> **Stored data**:
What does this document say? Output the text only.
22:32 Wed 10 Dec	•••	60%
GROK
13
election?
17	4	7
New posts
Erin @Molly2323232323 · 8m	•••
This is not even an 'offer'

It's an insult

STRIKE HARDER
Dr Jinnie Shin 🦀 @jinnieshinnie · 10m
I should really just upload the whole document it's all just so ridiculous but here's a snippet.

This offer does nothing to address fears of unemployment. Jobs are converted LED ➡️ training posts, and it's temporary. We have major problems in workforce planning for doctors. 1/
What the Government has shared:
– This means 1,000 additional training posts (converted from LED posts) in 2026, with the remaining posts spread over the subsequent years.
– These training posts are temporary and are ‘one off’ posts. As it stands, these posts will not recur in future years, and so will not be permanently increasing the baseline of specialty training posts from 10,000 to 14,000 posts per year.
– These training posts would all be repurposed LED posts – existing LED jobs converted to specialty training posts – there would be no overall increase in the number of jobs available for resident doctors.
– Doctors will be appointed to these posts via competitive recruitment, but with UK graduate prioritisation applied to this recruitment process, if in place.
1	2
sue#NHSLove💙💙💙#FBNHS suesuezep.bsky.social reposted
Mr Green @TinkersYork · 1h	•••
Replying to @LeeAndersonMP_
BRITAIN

> **Stated goal**: Go through the preceding material and copy each line that has the word "training".

> **Expected answer**:
This offer does nothing to address fears of unemployment. Jobs are converted LED ➡️ training posts, and it's temporary. We have major problems in workforce planning for doctors. 1/
– This means 1,000 additional training posts (converted from LED posts) in 2026, with the remaining posts spread over the subsequent years.
– These training posts are temporary and are ‘one off’ posts. As it stands, these posts will not recur in future years, and so will not be permanently increasing the baseline of specialty training posts from 10,000 to 14,000 posts per year.
– These training posts would all be repurposed LED posts – existing LED jobs converted to specialty training posts – there would be no overall increase in the number of jobs available for resident doctors.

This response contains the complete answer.